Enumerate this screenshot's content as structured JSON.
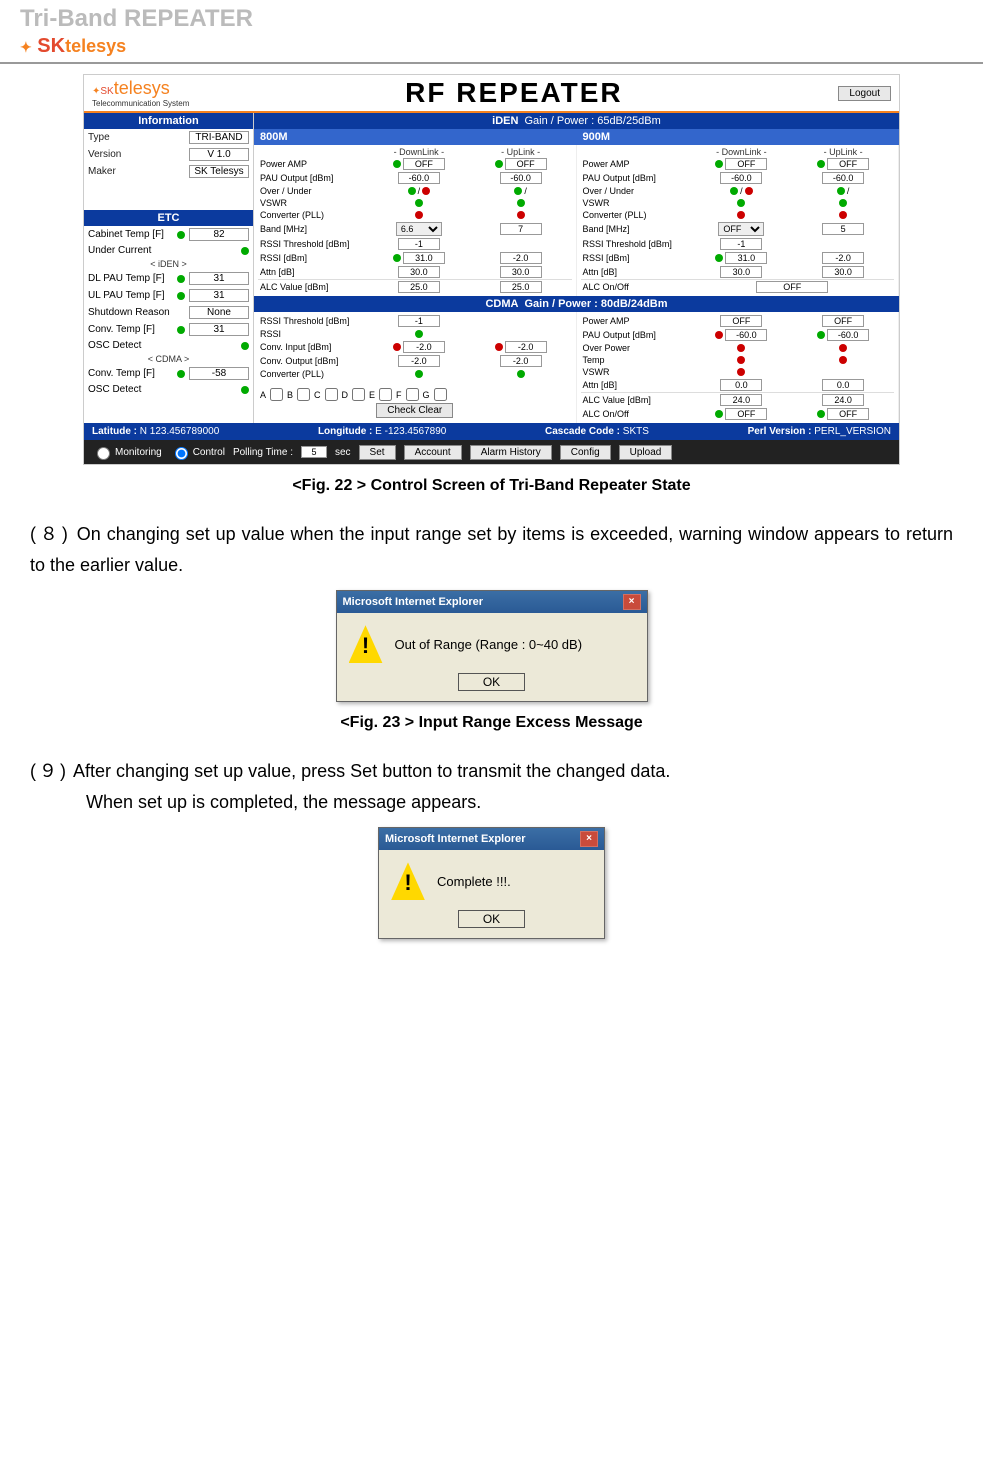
{
  "header": {
    "page_title": "Tri-Band REPEATER",
    "logo_sk": "SK",
    "logo_telesys": "telesys"
  },
  "app": {
    "title": "RF REPEATER",
    "logout": "Logout",
    "logo_sub": "Telecommunication System"
  },
  "sidebar": {
    "information": "Information",
    "type_lbl": "Type",
    "type_val": "TRI-BAND",
    "ver_lbl": "Version",
    "ver_val": "V 1.0",
    "maker_lbl": "Maker",
    "maker_val": "SK Telesys",
    "etc": "ETC",
    "cab_lbl": "Cabinet Temp [F]",
    "cab_val": "82",
    "under_lbl": "Under Current",
    "iden_sep": "< iDEN >",
    "dl_lbl": "DL PAU Temp [F]",
    "dl_val": "31",
    "ul_lbl": "UL PAU Temp [F]",
    "ul_val": "31",
    "shut_lbl": "Shutdown Reason",
    "shut_val": "None",
    "conv1_lbl": "Conv. Temp [F]",
    "conv1_val": "31",
    "osc1_lbl": "OSC Detect",
    "cdma_sep": "< CDMA >",
    "conv2_lbl": "Conv. Temp [F]",
    "conv2_val": "-58",
    "osc2_lbl": "OSC Detect"
  },
  "iden": {
    "label": "iDEN",
    "gp": "Gain / Power : 65dB/25dBm"
  },
  "band": {
    "b800": "800M",
    "b900": "900M",
    "dl": "- DownLink -",
    "ul": "- UpLink -"
  },
  "params": {
    "power_amp": "Power AMP",
    "pau_out": "PAU Output [dBm]",
    "over_under": "Over / Under",
    "vswr": "VSWR",
    "conv_pll": "Converter (PLL)",
    "band_mhz": "Band [MHz]",
    "rssi_th": "RSSI Threshold [dBm]",
    "rssi": "RSSI [dBm]",
    "attn": "Attn [dB]",
    "alc_val": "ALC Value [dBm]",
    "alc_onoff": "ALC On/Off",
    "over_power": "Over Power",
    "temp": "Temp",
    "conv_in": "Conv. Input [dBm]",
    "conv_out": "Conv. Output [dBm]",
    "check_clear": "Check Clear"
  },
  "vals": {
    "off": "OFF",
    "m60": "-60.0",
    "slash": "/",
    "b66": "6.6",
    "b7": "7",
    "b5": "5",
    "m1": "-1",
    "r31": "31.0",
    "m2": "-2.0",
    "a30": "30.0",
    "a25": "25.0",
    "a24": "24.0",
    "a0": "0.0",
    "letters": {
      "a": "A",
      "b": "B",
      "c": "C",
      "d": "D",
      "e": "E",
      "f": "F",
      "g": "G"
    }
  },
  "cdma": {
    "label": "CDMA",
    "gp": "Gain / Power : 80dB/24dBm"
  },
  "footer": {
    "lat_lbl": "Latitude :",
    "lat_val": "N 123.456789000",
    "lon_lbl": "Longitude :",
    "lon_val": "E -123.4567890",
    "casc_lbl": "Cascade Code :",
    "casc_val": "SKTS",
    "perl_lbl": "Perl Version :",
    "perl_val": "PERL_VERSION"
  },
  "control": {
    "monitoring": "Monitoring",
    "control": "Control",
    "polling_lbl": "Polling Time :",
    "polling_val": "5",
    "sec": "sec",
    "set": "Set",
    "account": "Account",
    "alarm": "Alarm History",
    "config": "Config",
    "upload": "Upload"
  },
  "captions": {
    "fig22": "<Fig. 22 > Control Screen of Tri-Band Repeater State",
    "fig23": "<Fig. 23 > Input Range Excess Message"
  },
  "body": {
    "p8num": "(８)",
    "p8": "On changing set up value when the input range set by items is exceeded, warning window appears to return to the earlier value.",
    "p9num": "(９)",
    "p9a": "After changing set up value, press Set button to transmit the changed data.",
    "p9b": "When set up is completed, the message appears."
  },
  "dialog1": {
    "title": "Microsoft Internet Explorer",
    "msg": "Out of Range (Range : 0~40 dB)",
    "ok": "OK"
  },
  "dialog2": {
    "title": "Microsoft Internet Explorer",
    "msg": "Complete !!!.",
    "ok": "OK"
  }
}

→ Objective:
Filter the records above for "Over" and copy every matching line.

→ Solved exercise:
    "over_under": "Over / Under",
    "over_power": "Over Power",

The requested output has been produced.